Directions: Copy out each line of the material in which the word "Measured" appears.

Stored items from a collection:

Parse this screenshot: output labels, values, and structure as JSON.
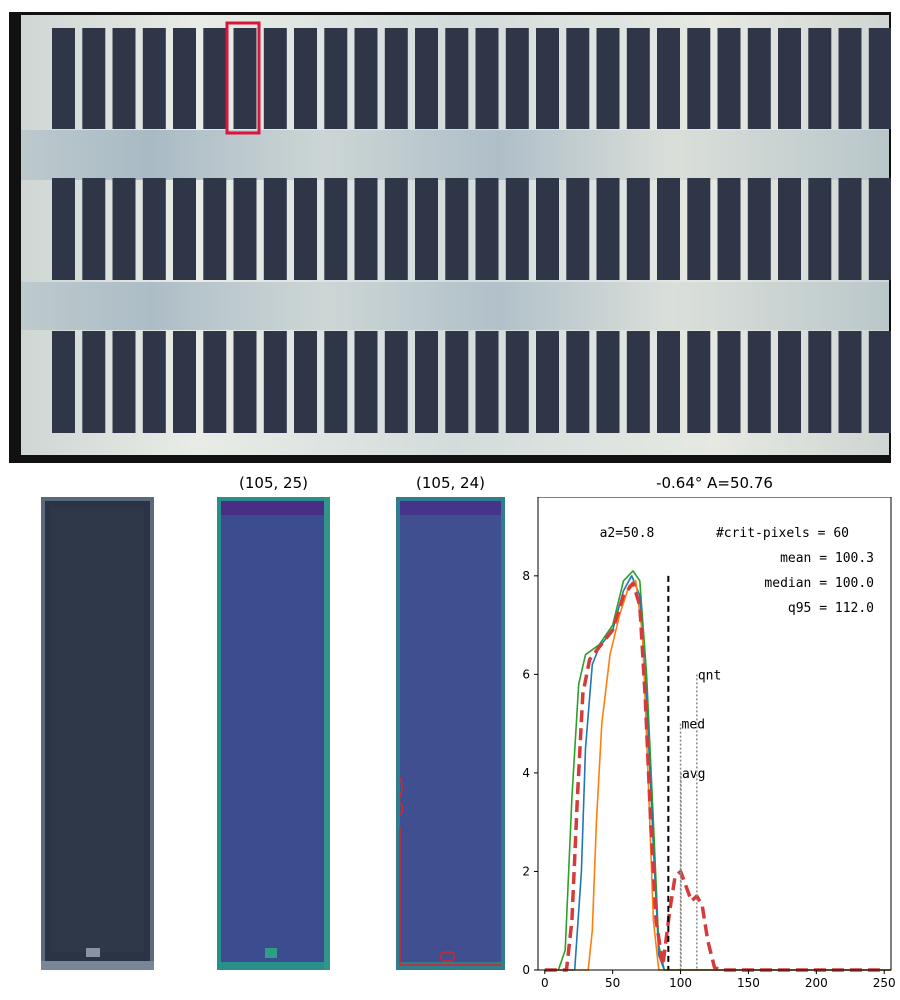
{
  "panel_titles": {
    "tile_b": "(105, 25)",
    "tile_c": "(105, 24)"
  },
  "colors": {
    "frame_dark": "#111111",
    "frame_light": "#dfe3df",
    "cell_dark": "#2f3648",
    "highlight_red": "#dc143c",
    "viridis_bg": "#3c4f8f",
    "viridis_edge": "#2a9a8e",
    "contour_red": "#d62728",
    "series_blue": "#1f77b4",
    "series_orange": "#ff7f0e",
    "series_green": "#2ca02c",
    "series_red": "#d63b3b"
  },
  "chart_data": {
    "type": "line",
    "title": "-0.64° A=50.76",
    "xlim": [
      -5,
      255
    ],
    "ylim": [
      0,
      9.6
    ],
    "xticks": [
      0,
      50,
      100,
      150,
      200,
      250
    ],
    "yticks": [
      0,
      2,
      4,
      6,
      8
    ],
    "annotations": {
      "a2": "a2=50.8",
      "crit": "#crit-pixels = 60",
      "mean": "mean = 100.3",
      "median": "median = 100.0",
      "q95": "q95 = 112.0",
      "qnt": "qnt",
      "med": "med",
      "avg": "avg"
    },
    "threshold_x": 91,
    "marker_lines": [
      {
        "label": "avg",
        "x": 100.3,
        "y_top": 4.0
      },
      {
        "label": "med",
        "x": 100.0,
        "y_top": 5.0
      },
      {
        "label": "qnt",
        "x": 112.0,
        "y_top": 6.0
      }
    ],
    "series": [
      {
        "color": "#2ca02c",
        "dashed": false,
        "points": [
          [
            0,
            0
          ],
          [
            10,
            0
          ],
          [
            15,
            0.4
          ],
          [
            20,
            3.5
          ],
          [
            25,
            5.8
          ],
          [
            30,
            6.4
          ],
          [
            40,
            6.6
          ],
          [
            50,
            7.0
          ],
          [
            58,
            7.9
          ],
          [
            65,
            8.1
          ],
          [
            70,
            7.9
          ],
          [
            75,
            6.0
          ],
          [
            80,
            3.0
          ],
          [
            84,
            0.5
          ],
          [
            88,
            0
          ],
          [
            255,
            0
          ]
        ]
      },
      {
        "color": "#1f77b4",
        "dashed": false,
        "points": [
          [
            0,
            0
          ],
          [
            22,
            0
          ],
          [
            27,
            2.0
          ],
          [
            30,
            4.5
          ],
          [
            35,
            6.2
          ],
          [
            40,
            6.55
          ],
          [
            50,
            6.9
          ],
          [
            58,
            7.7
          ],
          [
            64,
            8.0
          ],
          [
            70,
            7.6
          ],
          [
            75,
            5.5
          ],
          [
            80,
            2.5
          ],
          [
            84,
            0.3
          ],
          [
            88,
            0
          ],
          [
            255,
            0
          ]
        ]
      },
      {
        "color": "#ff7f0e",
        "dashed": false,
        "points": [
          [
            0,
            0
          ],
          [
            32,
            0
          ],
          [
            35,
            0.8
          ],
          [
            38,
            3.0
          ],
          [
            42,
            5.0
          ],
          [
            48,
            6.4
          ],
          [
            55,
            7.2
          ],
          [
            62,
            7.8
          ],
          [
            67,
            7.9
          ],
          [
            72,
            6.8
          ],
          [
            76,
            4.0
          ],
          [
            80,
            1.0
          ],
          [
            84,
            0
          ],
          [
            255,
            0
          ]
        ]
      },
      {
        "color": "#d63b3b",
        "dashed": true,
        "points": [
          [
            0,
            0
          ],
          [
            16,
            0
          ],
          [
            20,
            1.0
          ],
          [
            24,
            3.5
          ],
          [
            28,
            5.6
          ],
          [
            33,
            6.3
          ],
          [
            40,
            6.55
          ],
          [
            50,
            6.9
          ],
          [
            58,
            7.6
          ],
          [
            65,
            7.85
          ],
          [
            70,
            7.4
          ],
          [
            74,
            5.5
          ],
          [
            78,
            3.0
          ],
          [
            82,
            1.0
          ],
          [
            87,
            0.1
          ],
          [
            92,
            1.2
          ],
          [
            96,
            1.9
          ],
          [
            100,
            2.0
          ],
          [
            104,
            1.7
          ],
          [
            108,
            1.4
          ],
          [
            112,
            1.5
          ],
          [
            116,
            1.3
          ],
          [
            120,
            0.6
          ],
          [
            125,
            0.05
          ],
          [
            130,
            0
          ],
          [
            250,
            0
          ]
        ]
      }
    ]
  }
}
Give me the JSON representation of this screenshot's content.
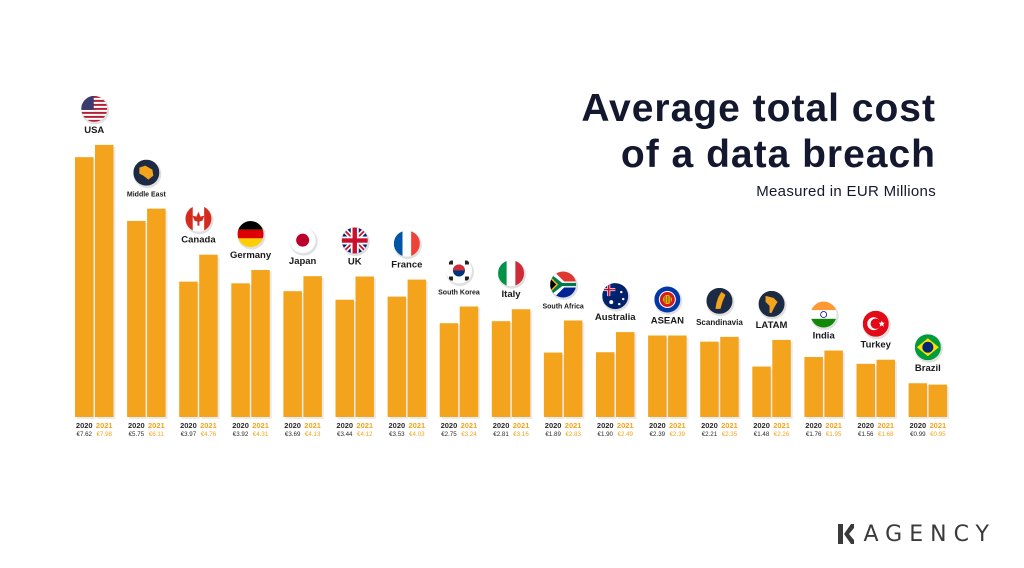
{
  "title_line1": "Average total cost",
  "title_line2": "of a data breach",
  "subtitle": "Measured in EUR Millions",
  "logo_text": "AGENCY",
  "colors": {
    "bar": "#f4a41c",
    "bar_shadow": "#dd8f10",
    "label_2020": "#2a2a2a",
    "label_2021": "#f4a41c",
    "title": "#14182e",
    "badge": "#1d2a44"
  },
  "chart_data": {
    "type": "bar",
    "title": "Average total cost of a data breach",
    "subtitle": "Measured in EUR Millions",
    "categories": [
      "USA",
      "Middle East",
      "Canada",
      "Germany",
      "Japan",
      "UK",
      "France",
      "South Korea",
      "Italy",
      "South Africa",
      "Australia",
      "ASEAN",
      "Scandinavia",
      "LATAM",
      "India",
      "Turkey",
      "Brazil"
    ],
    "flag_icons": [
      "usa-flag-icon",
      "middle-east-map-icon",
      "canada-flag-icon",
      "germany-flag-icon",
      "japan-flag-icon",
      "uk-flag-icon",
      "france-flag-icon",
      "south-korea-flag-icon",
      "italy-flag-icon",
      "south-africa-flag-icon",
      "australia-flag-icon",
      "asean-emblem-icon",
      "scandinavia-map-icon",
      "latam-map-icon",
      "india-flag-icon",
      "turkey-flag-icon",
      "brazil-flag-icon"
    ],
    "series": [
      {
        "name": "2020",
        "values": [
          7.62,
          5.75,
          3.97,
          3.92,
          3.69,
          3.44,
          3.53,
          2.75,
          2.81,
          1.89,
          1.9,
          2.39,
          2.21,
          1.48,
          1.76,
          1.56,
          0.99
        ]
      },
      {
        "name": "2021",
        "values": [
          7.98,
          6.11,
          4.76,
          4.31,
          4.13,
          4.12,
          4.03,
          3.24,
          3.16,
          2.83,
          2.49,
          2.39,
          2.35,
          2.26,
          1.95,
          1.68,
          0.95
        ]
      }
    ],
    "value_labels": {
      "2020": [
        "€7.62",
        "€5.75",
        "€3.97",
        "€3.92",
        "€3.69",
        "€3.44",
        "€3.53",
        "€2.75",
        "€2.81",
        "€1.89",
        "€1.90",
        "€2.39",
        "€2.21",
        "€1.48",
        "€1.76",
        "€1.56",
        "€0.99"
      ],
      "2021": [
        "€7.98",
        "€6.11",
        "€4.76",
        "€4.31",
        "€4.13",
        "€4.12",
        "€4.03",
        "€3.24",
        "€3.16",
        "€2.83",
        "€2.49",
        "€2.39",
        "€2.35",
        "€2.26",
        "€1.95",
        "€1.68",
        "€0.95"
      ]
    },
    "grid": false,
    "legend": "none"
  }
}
--
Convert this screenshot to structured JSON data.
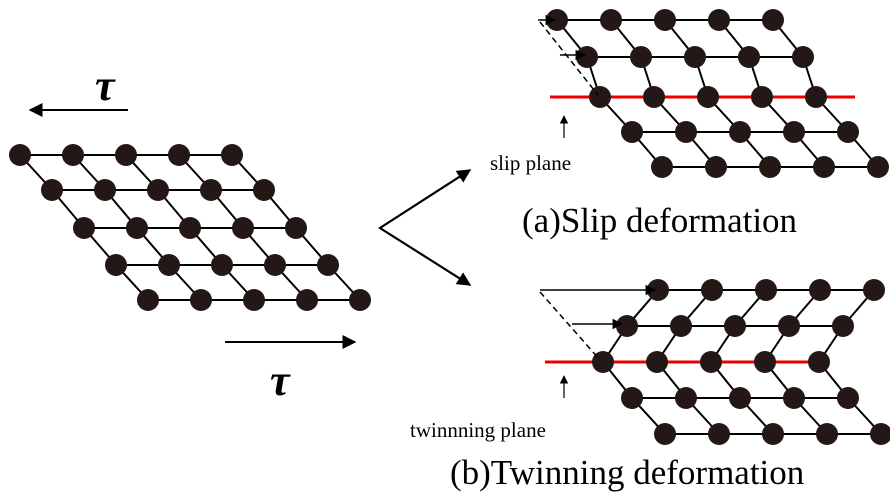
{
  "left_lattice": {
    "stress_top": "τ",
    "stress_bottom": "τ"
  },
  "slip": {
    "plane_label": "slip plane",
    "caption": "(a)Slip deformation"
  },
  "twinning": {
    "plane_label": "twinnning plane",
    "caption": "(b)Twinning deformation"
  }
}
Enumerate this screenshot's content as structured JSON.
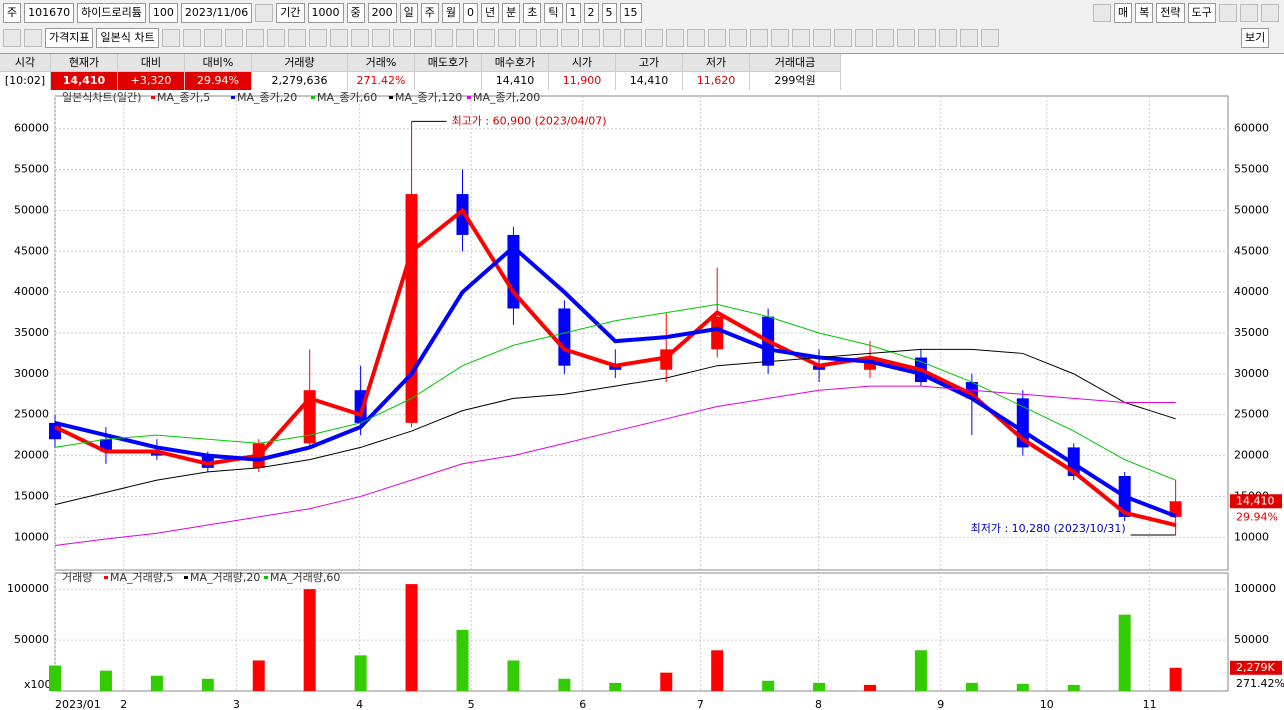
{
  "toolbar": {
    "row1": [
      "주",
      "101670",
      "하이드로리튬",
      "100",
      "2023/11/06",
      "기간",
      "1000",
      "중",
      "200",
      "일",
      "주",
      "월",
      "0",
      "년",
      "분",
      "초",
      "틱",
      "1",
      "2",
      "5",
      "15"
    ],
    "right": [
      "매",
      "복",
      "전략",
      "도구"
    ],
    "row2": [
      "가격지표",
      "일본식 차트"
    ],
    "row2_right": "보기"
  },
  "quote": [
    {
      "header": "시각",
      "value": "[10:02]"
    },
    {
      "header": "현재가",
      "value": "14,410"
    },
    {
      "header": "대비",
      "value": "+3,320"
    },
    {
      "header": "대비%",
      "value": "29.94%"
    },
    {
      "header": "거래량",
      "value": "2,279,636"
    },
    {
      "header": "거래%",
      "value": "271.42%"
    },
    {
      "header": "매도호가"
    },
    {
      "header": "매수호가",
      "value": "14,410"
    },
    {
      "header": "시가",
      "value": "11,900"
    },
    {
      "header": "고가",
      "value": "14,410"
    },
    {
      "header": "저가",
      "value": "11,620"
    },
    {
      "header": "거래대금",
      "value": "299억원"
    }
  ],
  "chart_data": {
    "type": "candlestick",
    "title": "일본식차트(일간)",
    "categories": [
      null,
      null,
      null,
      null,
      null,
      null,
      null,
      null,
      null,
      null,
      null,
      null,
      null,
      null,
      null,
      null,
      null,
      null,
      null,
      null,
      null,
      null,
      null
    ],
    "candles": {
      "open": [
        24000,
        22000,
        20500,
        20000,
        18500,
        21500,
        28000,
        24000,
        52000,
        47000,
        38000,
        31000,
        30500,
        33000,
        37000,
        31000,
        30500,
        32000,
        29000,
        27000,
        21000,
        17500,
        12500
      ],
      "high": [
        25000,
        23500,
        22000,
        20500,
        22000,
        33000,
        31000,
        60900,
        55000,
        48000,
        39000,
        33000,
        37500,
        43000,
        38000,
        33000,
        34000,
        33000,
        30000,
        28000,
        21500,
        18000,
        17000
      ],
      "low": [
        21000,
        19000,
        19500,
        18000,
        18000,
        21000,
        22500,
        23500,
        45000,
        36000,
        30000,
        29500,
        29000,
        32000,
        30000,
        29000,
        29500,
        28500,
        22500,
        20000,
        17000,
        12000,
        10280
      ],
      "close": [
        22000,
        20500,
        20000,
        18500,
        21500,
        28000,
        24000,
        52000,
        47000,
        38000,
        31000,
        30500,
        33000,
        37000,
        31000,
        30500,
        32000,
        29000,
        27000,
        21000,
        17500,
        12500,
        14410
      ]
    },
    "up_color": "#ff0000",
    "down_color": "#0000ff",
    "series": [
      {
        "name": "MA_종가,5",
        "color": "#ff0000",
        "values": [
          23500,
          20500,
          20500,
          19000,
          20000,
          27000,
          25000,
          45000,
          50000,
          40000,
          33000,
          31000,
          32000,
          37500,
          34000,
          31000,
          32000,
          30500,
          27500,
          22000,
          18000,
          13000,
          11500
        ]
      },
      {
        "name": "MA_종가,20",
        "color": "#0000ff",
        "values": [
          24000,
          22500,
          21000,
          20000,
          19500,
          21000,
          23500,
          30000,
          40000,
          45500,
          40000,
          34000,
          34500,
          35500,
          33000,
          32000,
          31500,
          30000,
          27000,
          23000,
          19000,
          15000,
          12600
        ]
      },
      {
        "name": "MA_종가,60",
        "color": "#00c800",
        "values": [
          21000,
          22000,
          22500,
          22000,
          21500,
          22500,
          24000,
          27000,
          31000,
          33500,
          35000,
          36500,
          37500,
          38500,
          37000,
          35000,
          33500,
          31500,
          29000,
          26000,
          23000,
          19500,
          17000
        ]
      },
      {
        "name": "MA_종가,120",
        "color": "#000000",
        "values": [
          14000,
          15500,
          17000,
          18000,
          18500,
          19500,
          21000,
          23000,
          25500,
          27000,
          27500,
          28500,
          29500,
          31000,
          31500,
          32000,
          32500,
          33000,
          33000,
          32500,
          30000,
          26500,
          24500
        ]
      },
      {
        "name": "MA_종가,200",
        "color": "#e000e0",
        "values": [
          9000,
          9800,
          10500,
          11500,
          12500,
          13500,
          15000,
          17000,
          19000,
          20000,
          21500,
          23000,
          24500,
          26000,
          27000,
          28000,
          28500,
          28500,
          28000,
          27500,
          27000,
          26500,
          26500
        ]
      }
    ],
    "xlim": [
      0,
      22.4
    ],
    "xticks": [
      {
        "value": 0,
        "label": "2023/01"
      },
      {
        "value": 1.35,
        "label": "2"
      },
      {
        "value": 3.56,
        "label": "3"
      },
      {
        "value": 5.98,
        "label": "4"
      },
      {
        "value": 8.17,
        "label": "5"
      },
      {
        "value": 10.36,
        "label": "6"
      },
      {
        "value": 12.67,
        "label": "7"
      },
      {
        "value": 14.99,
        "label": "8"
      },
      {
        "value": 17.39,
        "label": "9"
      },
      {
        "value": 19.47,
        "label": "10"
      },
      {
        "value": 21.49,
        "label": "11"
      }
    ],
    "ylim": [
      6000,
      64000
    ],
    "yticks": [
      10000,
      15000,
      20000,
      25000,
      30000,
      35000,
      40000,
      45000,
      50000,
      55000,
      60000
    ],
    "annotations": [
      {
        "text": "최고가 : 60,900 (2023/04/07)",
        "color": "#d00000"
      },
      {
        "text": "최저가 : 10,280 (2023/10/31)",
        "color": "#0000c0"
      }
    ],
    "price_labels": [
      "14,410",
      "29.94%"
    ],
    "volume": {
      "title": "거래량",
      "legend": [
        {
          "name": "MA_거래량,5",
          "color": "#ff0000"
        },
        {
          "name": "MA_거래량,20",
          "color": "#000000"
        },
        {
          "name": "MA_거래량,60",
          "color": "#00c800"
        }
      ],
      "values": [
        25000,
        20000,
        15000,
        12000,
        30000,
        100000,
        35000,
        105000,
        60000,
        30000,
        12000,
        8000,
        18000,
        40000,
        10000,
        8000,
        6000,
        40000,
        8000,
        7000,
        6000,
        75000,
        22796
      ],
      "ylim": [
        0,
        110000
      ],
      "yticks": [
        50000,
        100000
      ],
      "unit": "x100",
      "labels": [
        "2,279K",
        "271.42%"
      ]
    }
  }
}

Written response:
  "subtitle": "Measured in EUR Millions",
    "subtitle": "Measured in EUR Millions",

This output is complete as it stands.